[TASK DESCRIPTION]:
Would you transcribe the entries below word for word, omitting all images?

+++ DATA FOR THIS TASK

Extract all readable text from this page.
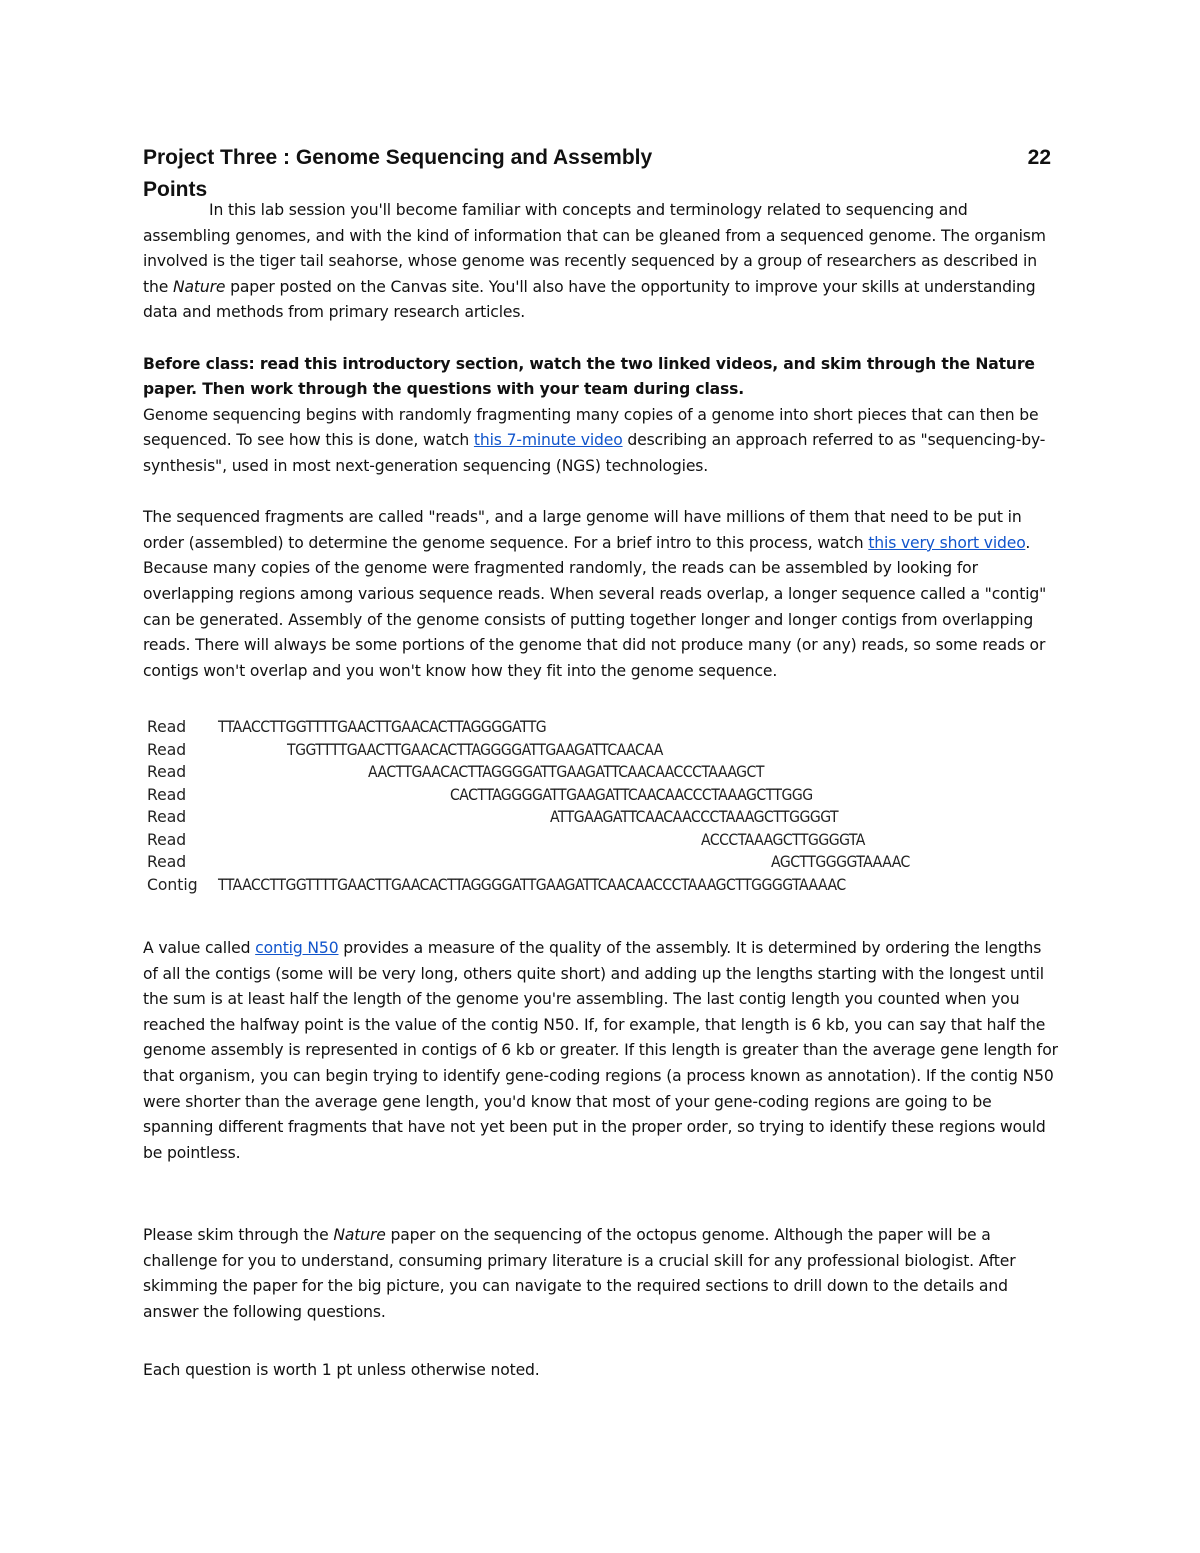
Project Three : Genome Sequencing and Assembly	22
Points

In this lab session you'll become familiar with concepts and terminology related to sequencing and assembling genomes, and with the kind of information that can be gleaned from a sequenced genome. The organism involved is the tiger tail seahorse, whose genome was recently sequenced by a group of researchers as described in the Nature paper posted on the Canvas site. You'll also have the opportunity to improve your skills at understanding data and methods from primary research articles.

Before class: read this introductory section, watch the two linked videos, and skim through the Nature paper. Then work through the questions with your team during class.

Genome sequencing begins with randomly fragmenting many copies of a genome into short pieces that can then be sequenced. To see how this is done, watch this 7-minute video describing an approach referred to as "sequencing-by-synthesis", used in most next-generation sequencing (NGS) technologies.

The sequenced fragments are called "reads", and a large genome will have millions of them that need to be put in order (assembled) to determine the genome sequence. For a brief intro to this process, watch this very short video. Because many copies of the genome were fragmented randomly, the reads can be assembled by looking for overlapping regions among various sequence reads. When several reads overlap, a longer sequence called a "contig" can be generated. Assembly of the genome consists of putting together longer and longer contigs from overlapping reads. There will always be some portions of the genome that did not produce many (or any) reads, so some reads or contigs won't overlap and you won't know how they fit into the genome sequence.

Read TTAACCTTGGTTTTGAACTTGAACACTTAGGGGATTG
Read	TGGTTTTGAACTTGAACACTTAGGGGATTGAAGATTCAACAA
Read	AACTTGAACACTTAGGGGATTGAAGATTCAACAACCCTAAAGCT
Read	CACTTAGGGGATTGAAGATTCAACAACCCTAAAGCTTGGG
Read	ATTGAAGATTCAACAACCCTAAAGCTTGGGGT
Read	ACCCTAAAGCTTGGGGTA
Read	AGCTTGGGGTAAAAC
Contig TTAACCTTGGTTTTGAACTTGAACACTTAGGGGATTGAAGATTCAACAACCCTAAAGCTTGGGGTAAAAC

A value called contig N50 provides a measure of the quality of the assembly. It is determined by ordering the lengths of all the contigs (some will be very long, others quite short) and adding up the lengths starting with the longest until the sum is at least half the length of the genome you're assembling. The last contig length you counted when you reached the halfway point is the value of the contig N50. If, for example, that length is 6 kb, you can say that half the genome assembly is represented in contigs of 6 kb or greater. If this length is greater than the average gene length for that organism, you can begin trying to identify gene-coding regions (a process known as annotation). If the contig N50 were shorter than the average gene length, you'd know that most of your gene-coding regions are going to be spanning different fragments that have not yet been put in the proper order, so trying to identify these regions would be pointless.

Please skim through the Nature paper on the sequencing of the octopus genome. Although the paper will be a challenge for you to understand, consuming primary literature is a crucial skill for any professional biologist. After skimming the paper for the big picture, you can navigate to the required sections to drill down to the details and answer the following questions.

Each question is worth 1 pt unless otherwise noted.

++++++

[EXERCISE OUTPUT]:
Extract all readable text from this page.
Project Three : Genome Sequencing and Assembly	22
Points

In this lab session you'll become familiar with concepts and terminology related to sequencing and assembling genomes, and with the kind of information that can be gleaned from a sequenced genome. The organism involved is the tiger tail seahorse, whose genome was recently sequenced by a group of researchers as described in the Nature paper posted on the Canvas site. You'll also have the opportunity to improve your skills at understanding data and methods from primary research articles.

Before class: read this introductory section, watch the two linked videos, and skim through the Nature paper. Then work through the questions with your team during class.

Genome sequencing begins with randomly fragmenting many copies of a genome into short pieces that can then be sequenced. To see how this is done, watch this 7-minute video describing an approach referred to as "sequencing-by-synthesis", used in most next-generation sequencing (NGS) technologies.

The sequenced fragments are called "reads", and a large genome will have millions of them that need to be put in order (assembled) to determine the genome sequence. For a brief intro to this process, watch this very short video. Because many copies of the genome were fragmented randomly, the reads can be assembled by looking for overlapping regions among various sequence reads. When several reads overlap, a longer sequence called a "contig" can be generated. Assembly of the genome consists of putting together longer and longer contigs from overlapping reads. There will always be some portions of the genome that did not produce many (or any) reads, so some reads or contigs won't overlap and you won't know how they fit into the genome sequence.

Read TTAACCTTGGTTTTGAACTTGAACACTTAGGGGATTG
Read	TGGTTTTGAACTTGAACACTTAGGGGATTGAAGATTCAACAA
Read	AACTTGAACACTTAGGGGATTGAAGATTCAACAACCCTAAAGCT
Read	CACTTAGGGGATTGAAGATTCAACAACCCTAAAGCTTGGG
Read	ATTGAAGATTCAACAACCCTAAAGCTTGGGGT
Read	ACCCTAAAGCTTGGGGTA
Read	AGCTTGGGGTAAAAC
Contig TTAACCTTGGTTTTGAACTTGAACACTTAGGGGATTGAAGATTCAACAACCCTAAAGCTTGGGGTAAAAC

A value called contig N50 provides a measure of the quality of the assembly. It is determined by ordering the lengths of all the contigs (some will be very long, others quite short) and adding up the lengths starting with the longest until the sum is at least half the length of the genome you're assembling. The last contig length you counted when you reached the halfway point is the value of the contig N50. If, for example, that length is 6 kb, you can say that half the genome assembly is represented in contigs of 6 kb or greater. If this length is greater than the average gene length for that organism, you can begin trying to identify gene-coding regions (a process known as annotation). If the contig N50 were shorter than the average gene length, you'd know that most of your gene-coding regions are going to be spanning different fragments that have not yet been put in the proper order, so trying to identify these regions would be pointless.

Please skim through the Nature paper on the sequencing of the octopus genome. Although the paper will be a challenge for you to understand, consuming primary literature is a crucial skill for any professional biologist. After skimming the paper for the big picture, you can navigate to the required sections to drill down to the details and answer the following questions.

Each question is worth 1 pt unless otherwise noted.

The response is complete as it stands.